▶ _What you should do_: Set down each entry from the block beneath, exactly as written.

▶ _Excerpted data_:
__________________________________________________

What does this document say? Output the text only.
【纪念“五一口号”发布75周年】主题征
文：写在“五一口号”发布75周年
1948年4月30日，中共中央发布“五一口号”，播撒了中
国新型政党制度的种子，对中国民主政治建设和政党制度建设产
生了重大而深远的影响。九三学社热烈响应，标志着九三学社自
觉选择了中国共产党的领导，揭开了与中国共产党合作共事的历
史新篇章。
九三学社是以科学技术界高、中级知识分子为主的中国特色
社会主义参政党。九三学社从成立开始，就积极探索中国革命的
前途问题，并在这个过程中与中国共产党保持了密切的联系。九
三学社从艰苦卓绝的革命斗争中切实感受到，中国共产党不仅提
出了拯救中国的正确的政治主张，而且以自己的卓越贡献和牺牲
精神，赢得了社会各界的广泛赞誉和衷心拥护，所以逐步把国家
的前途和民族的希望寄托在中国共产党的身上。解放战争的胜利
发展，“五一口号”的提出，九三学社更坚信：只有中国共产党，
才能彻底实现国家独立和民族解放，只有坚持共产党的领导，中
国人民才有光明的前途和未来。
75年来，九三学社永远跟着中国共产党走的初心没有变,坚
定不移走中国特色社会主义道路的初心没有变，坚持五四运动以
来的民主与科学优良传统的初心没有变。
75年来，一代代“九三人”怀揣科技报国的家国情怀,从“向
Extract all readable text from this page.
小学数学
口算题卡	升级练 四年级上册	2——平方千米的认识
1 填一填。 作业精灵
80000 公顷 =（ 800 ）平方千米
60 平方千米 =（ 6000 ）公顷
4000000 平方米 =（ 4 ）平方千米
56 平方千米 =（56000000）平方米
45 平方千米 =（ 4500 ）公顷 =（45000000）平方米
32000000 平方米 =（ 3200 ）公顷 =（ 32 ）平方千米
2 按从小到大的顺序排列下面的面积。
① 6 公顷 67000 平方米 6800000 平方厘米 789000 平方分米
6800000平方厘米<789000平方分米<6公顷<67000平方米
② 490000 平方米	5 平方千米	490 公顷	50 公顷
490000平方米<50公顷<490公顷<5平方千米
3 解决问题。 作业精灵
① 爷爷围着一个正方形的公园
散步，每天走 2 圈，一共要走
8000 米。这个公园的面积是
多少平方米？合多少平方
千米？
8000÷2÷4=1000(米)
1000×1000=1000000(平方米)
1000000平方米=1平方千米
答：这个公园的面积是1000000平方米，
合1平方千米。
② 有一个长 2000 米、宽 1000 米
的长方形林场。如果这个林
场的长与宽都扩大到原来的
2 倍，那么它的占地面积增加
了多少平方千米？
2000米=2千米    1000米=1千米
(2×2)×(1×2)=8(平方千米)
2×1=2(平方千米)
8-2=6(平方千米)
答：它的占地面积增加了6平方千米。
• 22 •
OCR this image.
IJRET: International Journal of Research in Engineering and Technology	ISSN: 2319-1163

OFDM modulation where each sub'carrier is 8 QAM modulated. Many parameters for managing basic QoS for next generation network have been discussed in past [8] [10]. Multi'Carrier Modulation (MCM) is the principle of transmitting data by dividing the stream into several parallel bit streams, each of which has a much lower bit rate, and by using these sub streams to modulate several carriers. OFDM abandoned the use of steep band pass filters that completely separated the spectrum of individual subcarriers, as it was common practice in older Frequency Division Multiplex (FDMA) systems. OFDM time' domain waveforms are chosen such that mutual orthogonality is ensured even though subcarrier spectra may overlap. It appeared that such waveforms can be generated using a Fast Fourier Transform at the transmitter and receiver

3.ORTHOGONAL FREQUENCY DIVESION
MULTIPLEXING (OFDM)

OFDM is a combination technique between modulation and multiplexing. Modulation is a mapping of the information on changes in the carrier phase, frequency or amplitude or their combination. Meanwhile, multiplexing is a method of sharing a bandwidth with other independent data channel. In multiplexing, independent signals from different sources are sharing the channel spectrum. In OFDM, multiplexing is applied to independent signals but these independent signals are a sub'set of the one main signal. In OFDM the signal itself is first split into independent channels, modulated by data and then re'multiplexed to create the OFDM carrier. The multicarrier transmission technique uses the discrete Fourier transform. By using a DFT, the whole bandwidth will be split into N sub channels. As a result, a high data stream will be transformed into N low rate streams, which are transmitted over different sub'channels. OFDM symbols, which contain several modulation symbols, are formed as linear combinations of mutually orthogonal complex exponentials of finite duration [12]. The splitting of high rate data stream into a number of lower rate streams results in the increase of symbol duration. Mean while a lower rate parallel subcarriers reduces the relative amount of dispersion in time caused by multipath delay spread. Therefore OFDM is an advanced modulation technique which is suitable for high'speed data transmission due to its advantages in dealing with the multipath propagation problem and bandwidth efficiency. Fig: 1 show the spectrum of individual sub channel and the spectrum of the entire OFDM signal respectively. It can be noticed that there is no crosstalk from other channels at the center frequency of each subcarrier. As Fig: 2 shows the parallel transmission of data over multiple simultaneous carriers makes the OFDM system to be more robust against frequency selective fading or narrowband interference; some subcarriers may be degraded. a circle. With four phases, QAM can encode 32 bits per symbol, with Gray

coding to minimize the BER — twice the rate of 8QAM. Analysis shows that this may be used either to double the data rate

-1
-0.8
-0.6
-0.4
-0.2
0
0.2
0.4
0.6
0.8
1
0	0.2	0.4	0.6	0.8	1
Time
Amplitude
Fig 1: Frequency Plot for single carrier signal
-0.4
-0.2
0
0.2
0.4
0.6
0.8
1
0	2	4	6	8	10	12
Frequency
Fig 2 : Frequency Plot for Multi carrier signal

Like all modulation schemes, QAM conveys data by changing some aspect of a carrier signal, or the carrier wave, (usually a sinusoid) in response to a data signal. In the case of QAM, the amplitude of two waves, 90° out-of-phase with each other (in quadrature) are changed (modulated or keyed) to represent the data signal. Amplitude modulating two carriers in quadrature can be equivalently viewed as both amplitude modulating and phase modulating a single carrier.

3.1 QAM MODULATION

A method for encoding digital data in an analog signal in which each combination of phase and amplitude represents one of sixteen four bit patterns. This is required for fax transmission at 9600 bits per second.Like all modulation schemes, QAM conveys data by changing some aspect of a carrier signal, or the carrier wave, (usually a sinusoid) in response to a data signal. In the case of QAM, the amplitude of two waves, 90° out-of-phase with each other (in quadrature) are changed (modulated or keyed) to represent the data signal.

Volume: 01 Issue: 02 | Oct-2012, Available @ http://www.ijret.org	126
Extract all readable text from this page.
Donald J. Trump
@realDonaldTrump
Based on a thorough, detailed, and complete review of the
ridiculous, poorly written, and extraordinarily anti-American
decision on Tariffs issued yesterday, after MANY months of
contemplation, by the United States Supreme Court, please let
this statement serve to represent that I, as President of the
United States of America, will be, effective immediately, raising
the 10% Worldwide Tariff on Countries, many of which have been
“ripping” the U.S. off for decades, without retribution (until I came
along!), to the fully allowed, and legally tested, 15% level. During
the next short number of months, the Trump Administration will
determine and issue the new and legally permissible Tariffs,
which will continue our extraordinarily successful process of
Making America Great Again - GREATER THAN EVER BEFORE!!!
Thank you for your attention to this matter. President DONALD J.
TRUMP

__________________________________________________

▶ _Exercise solution_:
What does this document say? Output the text only.
【纪念“五一口号”发布75周年】主题征
文：写在“五一口号”发布75周年
1948年4月30日，中共中央发布“五一口号”，播撒了中
国新型政党制度的种子，对中国民主政治建设和政党制度建设产
生了重大而深远的影响。九三学社热烈响应，标志着九三学社自
觉选择了中国共产党的领导，揭开了与中国共产党合作共事的历
史新篇章。
九三学社是以科学技术界高、中级知识分子为主的中国特色
社会主义参政党。九三学社从成立开始，就积极探索中国革命的
前途问题，并在这个过程中与中国共产党保持了密切的联系。九
三学社从艰苦卓绝的革命斗争中切实感受到，中国共产党不仅提
出了拯救中国的正确的政治主张，而且以自己的卓越贡献和牺牲
精神，赢得了社会各界的广泛赞誉和衷心拥护，所以逐步把国家
的前途和民族的希望寄托在中国共产党的身上。解放战争的胜利
发展，“五一口号”的提出，九三学社更坚信：只有中国共产党，
才能彻底实现国家独立和民族解放，只有坚持共产党的领导，中
国人民才有光明的前途和未来。
75年来，九三学社永远跟着中国共产党走的初心没有变,坚
定不移走中国特色社会主义道路的初心没有变，坚持五四运动以
来的民主与科学优良传统的初心没有变。
75年来，一代代“九三人”怀揣科技报国的家国情怀,从“向
Extract all readable text from this page.
小学数学
口算题卡	升级练 四年级上册	2——平方千米的认识
1 填一填。 作业精灵
80000 公顷 =（ 800 ）平方千米
60 平方千米 =（ 6000 ）公顷
4000000 平方米 =（ 4 ）平方千米
56 平方千米 =（56000000）平方米
45 平方千米 =（ 4500 ）公顷 =（45000000）平方米
32000000 平方米 =（ 3200 ）公顷 =（ 32 ）平方千米
2 按从小到大的顺序排列下面的面积。
① 6 公顷 67000 平方米 6800000 平方厘米 789000 平方分米
6800000平方厘米<789000平方分米<6公顷<67000平方米
② 490000 平方米	5 平方千米	490 公顷	50 公顷
490000平方米<50公顷<490公顷<5平方千米
3 解决问题。 作业精灵
① 爷爷围着一个正方形的公园
散步，每天走 2 圈，一共要走
8000 米。这个公园的面积是
多少平方米？合多少平方
千米？
8000÷2÷4=1000(米)
1000×1000=1000000(平方米)
1000000平方米=1平方千米
答：这个公园的面积是1000000平方米，
合1平方千米。
② 有一个长 2000 米、宽 1000 米
的长方形林场。如果这个林
场的长与宽都扩大到原来的
2 倍，那么它的占地面积增加
了多少平方千米？
2000米=2千米    1000米=1千米
(2×2)×(1×2)=8(平方千米)
2×1=2(平方千米)
8-2=6(平方千米)
答：它的占地面积增加了6平方千米。
• 22 •
OCR this image.
IJRET: International Journal of Research in Engineering and Technology	ISSN: 2319-1163

OFDM modulation where each sub'carrier is 8 QAM modulated. Many parameters for managing basic QoS for next generation network have been discussed in past [8] [10]. Multi'Carrier Modulation (MCM) is the principle of transmitting data by dividing the stream into several parallel bit streams, each of which has a much lower bit rate, and by using these sub streams to modulate several carriers. OFDM abandoned the use of steep band pass filters that completely separated the spectrum of individual subcarriers, as it was common practice in older Frequency Division Multiplex (FDMA) systems. OFDM time' domain waveforms are chosen such that mutual orthogonality is ensured even though subcarrier spectra may overlap. It appeared that such waveforms can be generated using a Fast Fourier Transform at the transmitter and receiver

3.ORTHOGONAL FREQUENCY DIVESION
MULTIPLEXING (OFDM)

OFDM is a combination technique between modulation and multiplexing. Modulation is a mapping of the information on changes in the carrier phase, frequency or amplitude or their combination. Meanwhile, multiplexing is a method of sharing a bandwidth with other independent data channel. In multiplexing, independent signals from different sources are sharing the channel spectrum. In OFDM, multiplexing is applied to independent signals but these independent signals are a sub'set of the one main signal. In OFDM the signal itself is first split into independent channels, modulated by data and then re'multiplexed to create the OFDM carrier. The multicarrier transmission technique uses the discrete Fourier transform. By using a DFT, the whole bandwidth will be split into N sub channels. As a result, a high data stream will be transformed into N low rate streams, which are transmitted over different sub'channels. OFDM symbols, which contain several modulation symbols, are formed as linear combinations of mutually orthogonal complex exponentials of finite duration [12]. The splitting of high rate data stream into a number of lower rate streams results in the increase of symbol duration. Mean while a lower rate parallel subcarriers reduces the relative amount of dispersion in time caused by multipath delay spread. Therefore OFDM is an advanced modulation technique which is suitable for high'speed data transmission due to its advantages in dealing with the multipath propagation problem and bandwidth efficiency. Fig: 1 show the spectrum of individual sub channel and the spectrum of the entire OFDM signal respectively. It can be noticed that there is no crosstalk from other channels at the center frequency of each subcarrier. As Fig: 2 shows the parallel transmission of data over multiple simultaneous carriers makes the OFDM system to be more robust against frequency selective fading or narrowband interference; some subcarriers may be degraded. a circle. With four phases, QAM can encode 32 bits per symbol, with Gray

coding to minimize the BER — twice the rate of 8QAM. Analysis shows that this may be used either to double the data rate

-1
-0.8
-0.6
-0.4
-0.2
0
0.2
0.4
0.6
0.8
1
0	0.2	0.4	0.6	0.8	1
Time
Amplitude
Fig 1: Frequency Plot for single carrier signal
-0.4
-0.2
0
0.2
0.4
0.6
0.8
1
0	2	4	6	8	10	12
Frequency
Fig 2 : Frequency Plot for Multi carrier signal

Like all modulation schemes, QAM conveys data by changing some aspect of a carrier signal, or the carrier wave, (usually a sinusoid) in response to a data signal. In the case of QAM, the amplitude of two waves, 90° out-of-phase with each other (in quadrature) are changed (modulated or keyed) to represent the data signal. Amplitude modulating two carriers in quadrature can be equivalently viewed as both amplitude modulating and phase modulating a single carrier.

3.1 QAM MODULATION

A method for encoding digital data in an analog signal in which each combination of phase and amplitude represents one of sixteen four bit patterns. This is required for fax transmission at 9600 bits per second.Like all modulation schemes, QAM conveys data by changing some aspect of a carrier signal, or the carrier wave, (usually a sinusoid) in response to a data signal. In the case of QAM, the amplitude of two waves, 90° out-of-phase with each other (in quadrature) are changed (modulated or keyed) to represent the data signal.

Volume: 01 Issue: 02 | Oct-2012, Available @ http://www.ijret.org	126
Extract all readable text from this page.
Donald J. Trump
@realDonaldTrump
Based on a thorough, detailed, and complete review of the
ridiculous, poorly written, and extraordinarily anti-American
decision on Tariffs issued yesterday, after MANY months of
contemplation, by the United States Supreme Court, please let
this statement serve to represent that I, as President of the
United States of America, will be, effective immediately, raising
the 10% Worldwide Tariff on Countries, many of which have been
“ripping” the U.S. off for decades, without retribution (until I came
along!), to the fully allowed, and legally tested, 15% level. During
the next short number of months, the Trump Administration will
determine and issue the new and legally permissible Tariffs,
which will continue our extraordinarily successful process of
Making America Great Again - GREATER THAN EVER BEFORE!!!
Thank you for your attention to this matter. President DONALD J.
TRUMP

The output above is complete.